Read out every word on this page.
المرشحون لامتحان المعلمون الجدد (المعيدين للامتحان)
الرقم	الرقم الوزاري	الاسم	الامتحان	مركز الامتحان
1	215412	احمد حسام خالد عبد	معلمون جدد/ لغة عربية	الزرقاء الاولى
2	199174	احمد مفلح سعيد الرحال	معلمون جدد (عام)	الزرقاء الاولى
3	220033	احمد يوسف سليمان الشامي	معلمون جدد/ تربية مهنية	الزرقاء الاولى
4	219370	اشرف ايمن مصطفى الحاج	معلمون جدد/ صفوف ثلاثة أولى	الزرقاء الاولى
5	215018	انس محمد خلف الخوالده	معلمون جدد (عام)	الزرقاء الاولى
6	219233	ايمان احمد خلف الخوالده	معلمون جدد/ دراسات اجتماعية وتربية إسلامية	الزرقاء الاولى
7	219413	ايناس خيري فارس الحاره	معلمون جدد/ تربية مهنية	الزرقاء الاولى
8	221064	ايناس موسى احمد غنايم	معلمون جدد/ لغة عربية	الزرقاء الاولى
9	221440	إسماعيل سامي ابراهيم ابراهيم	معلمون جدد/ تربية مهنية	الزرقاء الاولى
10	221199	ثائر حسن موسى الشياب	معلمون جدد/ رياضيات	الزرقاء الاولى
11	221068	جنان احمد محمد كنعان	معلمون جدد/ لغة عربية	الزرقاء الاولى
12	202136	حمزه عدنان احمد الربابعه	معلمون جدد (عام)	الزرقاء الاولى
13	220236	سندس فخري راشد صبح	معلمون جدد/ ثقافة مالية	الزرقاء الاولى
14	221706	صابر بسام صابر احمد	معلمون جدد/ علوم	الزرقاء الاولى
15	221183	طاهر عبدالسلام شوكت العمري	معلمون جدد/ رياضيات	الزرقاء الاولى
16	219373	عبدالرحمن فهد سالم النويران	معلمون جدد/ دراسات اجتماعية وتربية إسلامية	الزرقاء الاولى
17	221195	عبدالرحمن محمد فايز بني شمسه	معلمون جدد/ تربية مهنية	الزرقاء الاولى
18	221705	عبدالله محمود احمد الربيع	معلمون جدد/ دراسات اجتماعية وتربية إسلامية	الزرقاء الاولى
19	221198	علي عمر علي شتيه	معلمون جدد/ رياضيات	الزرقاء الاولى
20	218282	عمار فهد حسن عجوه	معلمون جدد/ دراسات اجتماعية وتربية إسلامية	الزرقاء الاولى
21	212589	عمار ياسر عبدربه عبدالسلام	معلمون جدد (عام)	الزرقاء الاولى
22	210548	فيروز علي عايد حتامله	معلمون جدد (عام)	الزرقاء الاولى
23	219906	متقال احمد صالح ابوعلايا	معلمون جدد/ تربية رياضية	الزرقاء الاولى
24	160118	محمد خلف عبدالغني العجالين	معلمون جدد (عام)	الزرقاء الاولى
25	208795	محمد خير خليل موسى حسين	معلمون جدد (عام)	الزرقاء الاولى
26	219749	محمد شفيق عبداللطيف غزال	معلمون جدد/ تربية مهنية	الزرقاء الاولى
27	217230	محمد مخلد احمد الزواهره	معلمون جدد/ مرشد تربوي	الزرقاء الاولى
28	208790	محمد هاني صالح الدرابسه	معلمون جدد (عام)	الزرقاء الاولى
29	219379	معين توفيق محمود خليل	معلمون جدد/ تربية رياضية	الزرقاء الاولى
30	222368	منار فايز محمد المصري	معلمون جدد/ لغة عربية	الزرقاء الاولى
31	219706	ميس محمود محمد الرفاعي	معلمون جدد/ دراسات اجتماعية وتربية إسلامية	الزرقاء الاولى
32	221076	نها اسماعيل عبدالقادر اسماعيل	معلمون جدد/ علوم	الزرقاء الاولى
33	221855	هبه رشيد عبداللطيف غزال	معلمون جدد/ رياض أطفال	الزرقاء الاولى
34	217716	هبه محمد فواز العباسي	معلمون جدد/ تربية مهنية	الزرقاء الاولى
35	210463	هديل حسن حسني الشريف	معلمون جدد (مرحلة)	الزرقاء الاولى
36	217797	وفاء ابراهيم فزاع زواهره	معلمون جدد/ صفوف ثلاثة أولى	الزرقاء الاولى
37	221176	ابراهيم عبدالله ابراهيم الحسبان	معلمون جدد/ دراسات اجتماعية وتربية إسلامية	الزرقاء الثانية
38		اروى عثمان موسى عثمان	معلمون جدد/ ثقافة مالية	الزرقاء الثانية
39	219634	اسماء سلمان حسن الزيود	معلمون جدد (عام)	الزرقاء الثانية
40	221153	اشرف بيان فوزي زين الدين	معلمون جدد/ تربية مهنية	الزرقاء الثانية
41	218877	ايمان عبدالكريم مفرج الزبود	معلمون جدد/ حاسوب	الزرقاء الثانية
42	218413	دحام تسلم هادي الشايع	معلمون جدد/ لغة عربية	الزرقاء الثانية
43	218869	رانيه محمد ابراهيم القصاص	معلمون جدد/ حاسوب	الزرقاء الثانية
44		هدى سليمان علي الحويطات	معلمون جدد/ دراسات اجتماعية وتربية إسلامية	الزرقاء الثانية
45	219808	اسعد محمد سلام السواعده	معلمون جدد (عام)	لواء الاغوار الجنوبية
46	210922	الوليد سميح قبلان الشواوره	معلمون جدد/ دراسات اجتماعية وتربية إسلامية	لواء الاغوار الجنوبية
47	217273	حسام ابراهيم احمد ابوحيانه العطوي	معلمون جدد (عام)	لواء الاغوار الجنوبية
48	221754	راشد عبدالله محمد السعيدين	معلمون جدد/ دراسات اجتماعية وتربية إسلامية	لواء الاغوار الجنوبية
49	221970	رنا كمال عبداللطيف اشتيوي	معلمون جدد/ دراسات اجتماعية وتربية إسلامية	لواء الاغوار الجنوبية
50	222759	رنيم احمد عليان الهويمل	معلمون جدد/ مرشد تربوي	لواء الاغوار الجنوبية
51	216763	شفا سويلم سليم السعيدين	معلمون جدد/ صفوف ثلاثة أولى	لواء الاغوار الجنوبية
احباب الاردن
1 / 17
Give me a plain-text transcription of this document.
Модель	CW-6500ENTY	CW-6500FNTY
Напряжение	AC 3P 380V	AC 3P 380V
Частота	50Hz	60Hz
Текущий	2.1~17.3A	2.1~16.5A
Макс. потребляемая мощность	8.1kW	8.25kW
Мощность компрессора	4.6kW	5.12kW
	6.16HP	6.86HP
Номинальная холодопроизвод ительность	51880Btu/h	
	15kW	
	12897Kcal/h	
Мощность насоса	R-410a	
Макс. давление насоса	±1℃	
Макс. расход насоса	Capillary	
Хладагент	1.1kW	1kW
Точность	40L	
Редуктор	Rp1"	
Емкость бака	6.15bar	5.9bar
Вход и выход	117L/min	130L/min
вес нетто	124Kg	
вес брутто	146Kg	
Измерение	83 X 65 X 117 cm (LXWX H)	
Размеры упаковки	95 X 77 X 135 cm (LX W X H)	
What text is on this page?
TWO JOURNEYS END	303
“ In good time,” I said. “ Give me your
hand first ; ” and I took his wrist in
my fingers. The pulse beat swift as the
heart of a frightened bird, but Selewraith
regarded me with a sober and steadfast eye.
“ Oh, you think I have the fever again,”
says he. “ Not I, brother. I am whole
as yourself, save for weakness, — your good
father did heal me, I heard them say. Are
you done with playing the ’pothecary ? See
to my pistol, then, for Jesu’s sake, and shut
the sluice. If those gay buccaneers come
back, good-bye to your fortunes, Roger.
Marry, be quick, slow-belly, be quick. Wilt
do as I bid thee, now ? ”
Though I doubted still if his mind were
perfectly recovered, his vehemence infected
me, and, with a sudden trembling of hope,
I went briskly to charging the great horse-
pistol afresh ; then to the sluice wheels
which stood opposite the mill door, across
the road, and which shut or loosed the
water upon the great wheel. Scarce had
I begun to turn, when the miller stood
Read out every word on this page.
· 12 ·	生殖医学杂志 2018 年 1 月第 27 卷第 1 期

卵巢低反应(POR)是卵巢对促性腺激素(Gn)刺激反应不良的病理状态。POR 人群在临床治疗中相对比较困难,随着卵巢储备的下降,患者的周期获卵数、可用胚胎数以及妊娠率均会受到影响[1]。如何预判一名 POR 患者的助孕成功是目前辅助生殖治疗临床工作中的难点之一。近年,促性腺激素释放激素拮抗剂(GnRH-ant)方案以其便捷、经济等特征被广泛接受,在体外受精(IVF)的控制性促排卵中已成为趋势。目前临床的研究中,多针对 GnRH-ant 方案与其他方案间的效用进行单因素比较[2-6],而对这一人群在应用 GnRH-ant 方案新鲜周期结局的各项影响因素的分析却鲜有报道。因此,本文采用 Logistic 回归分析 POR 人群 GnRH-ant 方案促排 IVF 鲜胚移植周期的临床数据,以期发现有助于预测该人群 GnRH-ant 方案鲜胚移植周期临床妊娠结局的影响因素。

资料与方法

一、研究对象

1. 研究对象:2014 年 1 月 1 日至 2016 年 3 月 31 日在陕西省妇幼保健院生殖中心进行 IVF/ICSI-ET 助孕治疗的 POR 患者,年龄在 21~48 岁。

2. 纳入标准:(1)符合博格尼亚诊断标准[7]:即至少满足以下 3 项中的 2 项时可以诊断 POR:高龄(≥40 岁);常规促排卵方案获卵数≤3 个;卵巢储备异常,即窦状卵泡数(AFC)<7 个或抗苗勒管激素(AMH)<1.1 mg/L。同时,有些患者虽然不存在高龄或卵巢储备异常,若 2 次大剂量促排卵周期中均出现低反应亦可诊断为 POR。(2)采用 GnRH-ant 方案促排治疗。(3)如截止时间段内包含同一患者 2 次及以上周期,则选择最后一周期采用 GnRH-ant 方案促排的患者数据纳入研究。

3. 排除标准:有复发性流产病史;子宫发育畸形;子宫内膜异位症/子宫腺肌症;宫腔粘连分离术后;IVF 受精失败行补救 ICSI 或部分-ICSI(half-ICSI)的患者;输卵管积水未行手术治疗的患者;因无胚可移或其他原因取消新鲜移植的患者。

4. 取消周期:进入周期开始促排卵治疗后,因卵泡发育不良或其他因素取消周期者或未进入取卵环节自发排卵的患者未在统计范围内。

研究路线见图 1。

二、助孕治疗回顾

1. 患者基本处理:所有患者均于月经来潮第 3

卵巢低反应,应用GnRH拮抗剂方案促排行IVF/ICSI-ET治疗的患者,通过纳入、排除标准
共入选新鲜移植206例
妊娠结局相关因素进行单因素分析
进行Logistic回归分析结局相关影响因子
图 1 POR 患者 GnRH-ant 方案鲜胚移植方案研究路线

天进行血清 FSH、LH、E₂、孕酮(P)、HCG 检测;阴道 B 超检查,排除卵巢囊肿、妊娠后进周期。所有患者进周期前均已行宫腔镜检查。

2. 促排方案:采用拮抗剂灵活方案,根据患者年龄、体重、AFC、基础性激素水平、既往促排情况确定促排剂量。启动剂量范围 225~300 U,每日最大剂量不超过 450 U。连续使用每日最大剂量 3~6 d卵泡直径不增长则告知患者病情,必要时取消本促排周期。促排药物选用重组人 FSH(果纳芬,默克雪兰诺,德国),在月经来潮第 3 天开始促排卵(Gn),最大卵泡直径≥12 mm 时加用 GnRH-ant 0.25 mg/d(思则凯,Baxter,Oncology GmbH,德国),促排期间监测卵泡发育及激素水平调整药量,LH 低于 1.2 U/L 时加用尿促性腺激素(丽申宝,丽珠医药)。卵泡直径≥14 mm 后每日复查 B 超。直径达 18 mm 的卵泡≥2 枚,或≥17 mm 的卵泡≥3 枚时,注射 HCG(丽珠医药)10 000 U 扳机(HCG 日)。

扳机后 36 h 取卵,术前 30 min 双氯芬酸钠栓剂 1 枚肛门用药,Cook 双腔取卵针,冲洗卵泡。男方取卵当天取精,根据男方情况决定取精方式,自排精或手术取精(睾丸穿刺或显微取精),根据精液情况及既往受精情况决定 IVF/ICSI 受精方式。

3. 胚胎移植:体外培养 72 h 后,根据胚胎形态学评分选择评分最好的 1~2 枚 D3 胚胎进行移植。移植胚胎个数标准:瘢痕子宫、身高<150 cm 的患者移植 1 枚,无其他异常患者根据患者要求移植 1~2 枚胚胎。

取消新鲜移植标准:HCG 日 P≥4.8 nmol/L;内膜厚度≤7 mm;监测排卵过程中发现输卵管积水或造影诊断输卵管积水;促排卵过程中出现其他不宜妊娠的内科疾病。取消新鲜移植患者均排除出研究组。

EXERCISE OBJECTIVE: Copy whichever lines in the listing above contain the word "علوم".

COMPLETE OUTPUT:
14	221706	صابر بسام صابر احمد	معلمون جدد/ علوم	الزرقاء الاولى
32	221076	نها اسماعيل عبدالقادر اسماعيل	معلمون جدد/ علوم	الزرقاء الاولى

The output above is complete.